* Your goal:
Pick out every line of the entries below where "VOTO" occurs, and copy those lines.

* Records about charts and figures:
—————

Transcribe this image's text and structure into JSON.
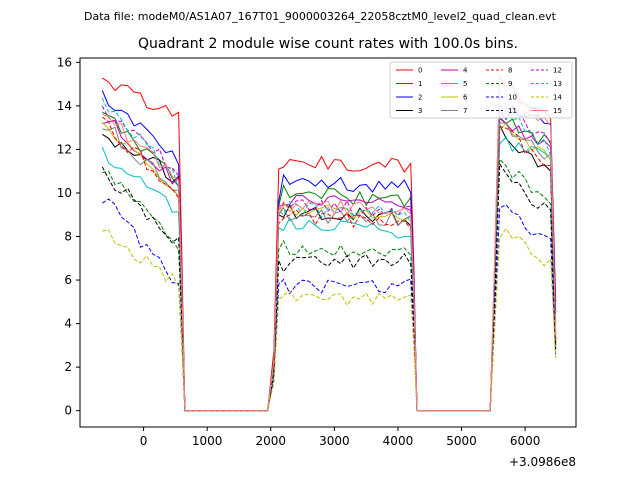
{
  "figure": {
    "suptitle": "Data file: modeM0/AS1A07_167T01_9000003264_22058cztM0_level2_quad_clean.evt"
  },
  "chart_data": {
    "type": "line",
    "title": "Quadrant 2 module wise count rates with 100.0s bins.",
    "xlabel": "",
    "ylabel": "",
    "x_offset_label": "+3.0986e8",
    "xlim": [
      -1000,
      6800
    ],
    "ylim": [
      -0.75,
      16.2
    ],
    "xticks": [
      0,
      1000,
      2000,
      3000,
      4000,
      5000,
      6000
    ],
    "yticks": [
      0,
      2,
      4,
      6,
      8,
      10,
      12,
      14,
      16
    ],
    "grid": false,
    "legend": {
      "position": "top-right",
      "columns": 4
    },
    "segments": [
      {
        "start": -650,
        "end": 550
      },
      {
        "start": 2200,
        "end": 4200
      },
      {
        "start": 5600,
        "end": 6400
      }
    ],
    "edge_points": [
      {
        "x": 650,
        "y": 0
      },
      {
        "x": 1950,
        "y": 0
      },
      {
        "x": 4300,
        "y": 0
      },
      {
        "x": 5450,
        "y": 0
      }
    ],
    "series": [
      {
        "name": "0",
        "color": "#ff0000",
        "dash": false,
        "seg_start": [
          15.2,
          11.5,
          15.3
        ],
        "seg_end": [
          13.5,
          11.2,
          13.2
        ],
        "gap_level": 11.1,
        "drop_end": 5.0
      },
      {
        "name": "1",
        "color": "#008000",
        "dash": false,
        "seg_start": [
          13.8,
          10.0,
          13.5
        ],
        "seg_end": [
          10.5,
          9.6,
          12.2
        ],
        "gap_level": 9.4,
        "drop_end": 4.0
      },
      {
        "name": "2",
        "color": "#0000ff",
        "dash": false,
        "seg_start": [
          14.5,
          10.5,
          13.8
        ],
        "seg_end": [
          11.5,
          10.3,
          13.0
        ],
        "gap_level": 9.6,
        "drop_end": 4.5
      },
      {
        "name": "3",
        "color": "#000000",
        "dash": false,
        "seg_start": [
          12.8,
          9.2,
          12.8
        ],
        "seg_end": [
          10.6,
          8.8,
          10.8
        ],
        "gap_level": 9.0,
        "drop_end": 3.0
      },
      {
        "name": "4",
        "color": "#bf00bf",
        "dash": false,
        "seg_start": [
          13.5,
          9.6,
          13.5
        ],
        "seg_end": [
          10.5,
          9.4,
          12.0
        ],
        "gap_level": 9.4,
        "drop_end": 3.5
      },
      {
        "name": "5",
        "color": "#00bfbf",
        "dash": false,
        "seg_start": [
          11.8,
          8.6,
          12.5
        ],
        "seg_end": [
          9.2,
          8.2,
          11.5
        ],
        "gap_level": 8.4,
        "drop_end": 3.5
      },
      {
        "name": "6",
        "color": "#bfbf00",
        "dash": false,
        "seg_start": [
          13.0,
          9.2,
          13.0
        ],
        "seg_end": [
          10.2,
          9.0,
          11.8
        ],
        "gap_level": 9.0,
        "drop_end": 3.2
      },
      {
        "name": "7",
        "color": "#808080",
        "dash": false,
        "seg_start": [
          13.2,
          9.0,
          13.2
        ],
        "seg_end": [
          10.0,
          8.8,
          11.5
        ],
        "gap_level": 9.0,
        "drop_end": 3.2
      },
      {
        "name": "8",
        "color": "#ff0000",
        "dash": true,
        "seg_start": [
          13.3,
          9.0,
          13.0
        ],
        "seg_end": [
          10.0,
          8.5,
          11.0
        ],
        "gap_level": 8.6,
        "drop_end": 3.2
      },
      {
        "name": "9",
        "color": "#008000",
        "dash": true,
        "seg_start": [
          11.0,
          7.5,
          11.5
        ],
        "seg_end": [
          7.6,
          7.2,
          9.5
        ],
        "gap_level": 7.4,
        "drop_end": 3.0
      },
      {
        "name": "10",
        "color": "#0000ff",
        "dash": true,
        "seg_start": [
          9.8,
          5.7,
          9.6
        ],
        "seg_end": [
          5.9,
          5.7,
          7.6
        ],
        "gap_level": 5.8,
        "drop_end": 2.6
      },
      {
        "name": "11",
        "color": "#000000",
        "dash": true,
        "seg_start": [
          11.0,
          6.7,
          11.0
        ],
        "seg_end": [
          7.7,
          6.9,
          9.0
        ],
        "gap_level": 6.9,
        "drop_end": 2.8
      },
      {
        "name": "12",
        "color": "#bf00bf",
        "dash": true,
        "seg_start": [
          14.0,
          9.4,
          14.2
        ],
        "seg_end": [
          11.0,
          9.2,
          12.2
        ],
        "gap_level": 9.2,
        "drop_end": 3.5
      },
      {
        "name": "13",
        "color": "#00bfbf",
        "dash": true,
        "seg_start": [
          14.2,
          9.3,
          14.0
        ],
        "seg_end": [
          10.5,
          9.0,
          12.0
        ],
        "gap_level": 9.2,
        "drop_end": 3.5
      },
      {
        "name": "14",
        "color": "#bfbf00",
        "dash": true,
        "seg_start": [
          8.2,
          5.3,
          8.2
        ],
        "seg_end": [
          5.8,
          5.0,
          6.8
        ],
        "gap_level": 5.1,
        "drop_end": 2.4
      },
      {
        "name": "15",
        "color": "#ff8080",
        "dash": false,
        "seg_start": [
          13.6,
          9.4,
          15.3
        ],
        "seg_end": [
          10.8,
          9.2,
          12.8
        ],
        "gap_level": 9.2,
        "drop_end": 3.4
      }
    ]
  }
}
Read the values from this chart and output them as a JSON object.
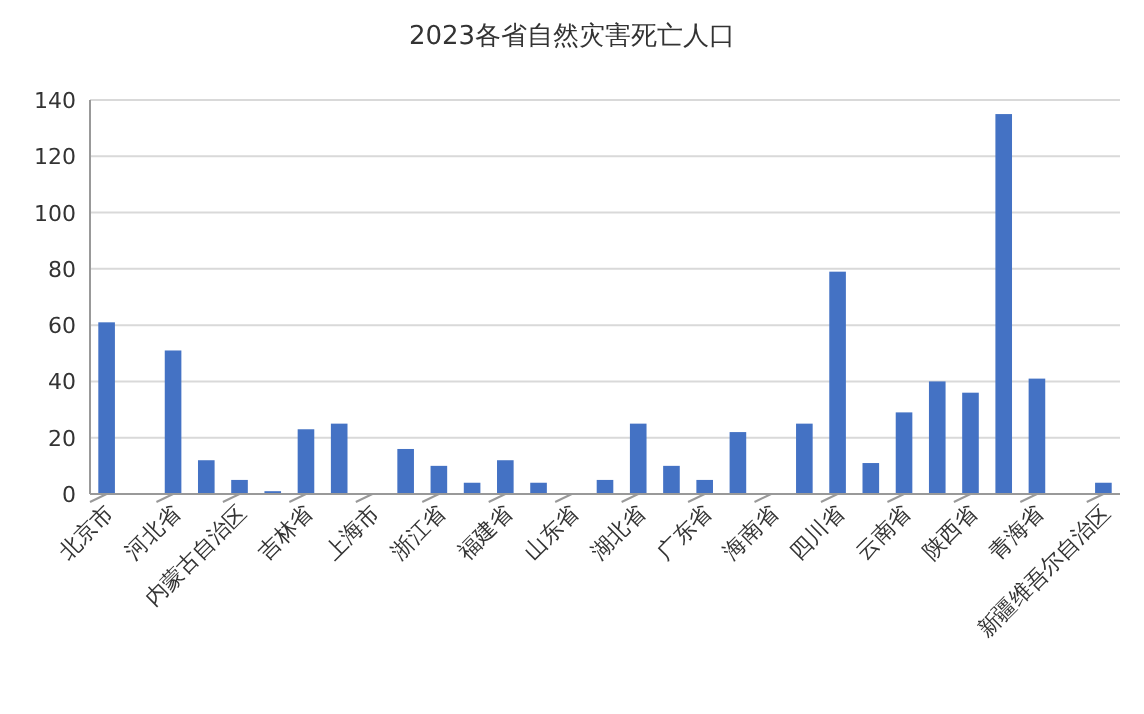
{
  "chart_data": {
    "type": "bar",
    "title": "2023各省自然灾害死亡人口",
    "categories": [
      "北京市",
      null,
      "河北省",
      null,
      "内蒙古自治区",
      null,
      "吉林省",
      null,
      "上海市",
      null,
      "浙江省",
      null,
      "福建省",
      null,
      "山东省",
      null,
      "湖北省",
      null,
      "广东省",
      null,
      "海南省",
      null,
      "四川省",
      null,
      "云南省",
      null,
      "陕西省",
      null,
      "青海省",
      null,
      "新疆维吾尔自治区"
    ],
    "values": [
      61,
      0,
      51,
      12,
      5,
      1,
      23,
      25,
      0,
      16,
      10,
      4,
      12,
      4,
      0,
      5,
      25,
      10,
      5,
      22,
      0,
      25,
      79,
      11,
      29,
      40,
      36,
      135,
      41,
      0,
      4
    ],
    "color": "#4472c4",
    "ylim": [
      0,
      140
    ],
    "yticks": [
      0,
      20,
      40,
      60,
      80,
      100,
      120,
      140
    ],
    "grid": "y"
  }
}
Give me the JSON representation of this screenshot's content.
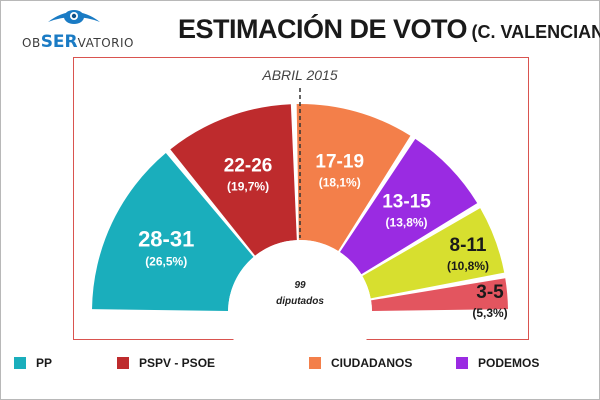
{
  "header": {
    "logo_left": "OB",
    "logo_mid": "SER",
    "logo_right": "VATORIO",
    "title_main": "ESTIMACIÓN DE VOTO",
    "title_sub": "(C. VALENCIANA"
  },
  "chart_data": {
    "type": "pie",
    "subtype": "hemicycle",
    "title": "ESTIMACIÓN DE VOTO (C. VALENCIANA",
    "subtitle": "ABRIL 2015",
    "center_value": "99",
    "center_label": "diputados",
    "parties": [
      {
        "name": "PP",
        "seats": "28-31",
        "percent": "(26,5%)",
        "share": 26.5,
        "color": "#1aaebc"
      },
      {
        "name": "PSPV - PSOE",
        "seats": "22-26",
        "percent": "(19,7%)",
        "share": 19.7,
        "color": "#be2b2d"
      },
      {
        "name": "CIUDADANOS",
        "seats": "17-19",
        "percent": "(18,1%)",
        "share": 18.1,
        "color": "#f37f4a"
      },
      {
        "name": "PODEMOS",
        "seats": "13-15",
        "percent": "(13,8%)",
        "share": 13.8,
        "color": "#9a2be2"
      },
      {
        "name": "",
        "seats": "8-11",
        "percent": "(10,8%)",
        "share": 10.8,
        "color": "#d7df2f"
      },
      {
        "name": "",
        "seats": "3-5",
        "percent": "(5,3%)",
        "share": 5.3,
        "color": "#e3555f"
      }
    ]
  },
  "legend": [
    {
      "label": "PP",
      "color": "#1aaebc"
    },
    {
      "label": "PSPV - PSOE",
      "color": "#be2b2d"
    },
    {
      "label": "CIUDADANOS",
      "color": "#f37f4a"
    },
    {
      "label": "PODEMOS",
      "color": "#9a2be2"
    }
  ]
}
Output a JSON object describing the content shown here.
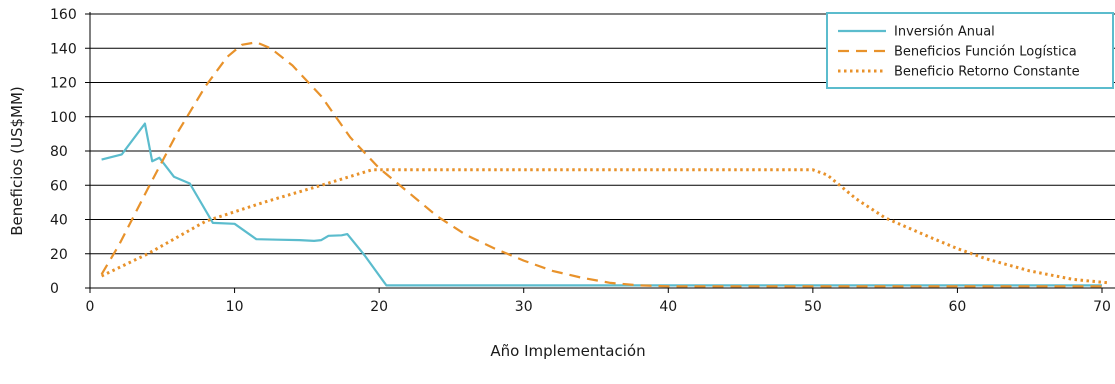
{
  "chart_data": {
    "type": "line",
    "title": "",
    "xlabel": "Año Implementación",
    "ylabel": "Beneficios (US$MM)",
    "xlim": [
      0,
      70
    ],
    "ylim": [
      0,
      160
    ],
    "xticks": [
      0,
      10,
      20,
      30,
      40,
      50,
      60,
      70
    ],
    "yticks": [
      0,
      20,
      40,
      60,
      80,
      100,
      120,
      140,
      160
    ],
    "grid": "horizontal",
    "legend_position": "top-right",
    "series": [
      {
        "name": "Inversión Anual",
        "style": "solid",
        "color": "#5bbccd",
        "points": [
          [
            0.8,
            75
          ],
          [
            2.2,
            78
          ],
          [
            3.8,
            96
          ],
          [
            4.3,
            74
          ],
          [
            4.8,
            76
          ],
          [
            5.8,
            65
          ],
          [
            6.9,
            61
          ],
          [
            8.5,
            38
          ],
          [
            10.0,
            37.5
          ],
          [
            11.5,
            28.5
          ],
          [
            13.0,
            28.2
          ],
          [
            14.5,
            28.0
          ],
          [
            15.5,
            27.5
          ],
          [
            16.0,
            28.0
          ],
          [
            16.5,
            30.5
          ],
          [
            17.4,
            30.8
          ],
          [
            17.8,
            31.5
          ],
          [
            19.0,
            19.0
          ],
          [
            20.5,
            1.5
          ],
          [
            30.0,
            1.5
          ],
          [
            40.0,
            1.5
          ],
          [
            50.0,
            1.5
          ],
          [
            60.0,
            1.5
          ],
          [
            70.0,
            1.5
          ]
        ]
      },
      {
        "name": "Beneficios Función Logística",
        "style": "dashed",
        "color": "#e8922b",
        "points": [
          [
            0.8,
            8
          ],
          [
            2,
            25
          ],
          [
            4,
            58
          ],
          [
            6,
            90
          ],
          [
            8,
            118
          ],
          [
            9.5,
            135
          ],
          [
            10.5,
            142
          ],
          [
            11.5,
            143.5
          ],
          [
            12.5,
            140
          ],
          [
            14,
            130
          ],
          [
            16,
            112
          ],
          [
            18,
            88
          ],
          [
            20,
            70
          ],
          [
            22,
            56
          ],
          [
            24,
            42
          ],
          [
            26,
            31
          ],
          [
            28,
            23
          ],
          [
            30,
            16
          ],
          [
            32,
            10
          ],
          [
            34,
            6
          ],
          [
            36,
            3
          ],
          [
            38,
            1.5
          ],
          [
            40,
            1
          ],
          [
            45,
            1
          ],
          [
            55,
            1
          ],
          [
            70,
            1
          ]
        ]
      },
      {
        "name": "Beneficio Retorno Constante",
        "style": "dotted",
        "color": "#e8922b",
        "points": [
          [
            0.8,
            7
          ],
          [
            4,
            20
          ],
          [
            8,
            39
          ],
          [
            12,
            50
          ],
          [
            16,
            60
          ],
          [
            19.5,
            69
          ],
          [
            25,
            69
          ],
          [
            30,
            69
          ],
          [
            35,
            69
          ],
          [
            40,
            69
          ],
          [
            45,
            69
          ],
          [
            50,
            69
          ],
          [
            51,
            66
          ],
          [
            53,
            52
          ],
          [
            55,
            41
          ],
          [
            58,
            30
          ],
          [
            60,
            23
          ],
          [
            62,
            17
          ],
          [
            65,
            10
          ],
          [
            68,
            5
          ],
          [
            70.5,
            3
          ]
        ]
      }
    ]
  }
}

—————

* Expected answer:
    "title_main": "ESTIMACIÓN DE VOTO",
    "title": "ESTIMACIÓN DE VOTO (C. VALENCIANA",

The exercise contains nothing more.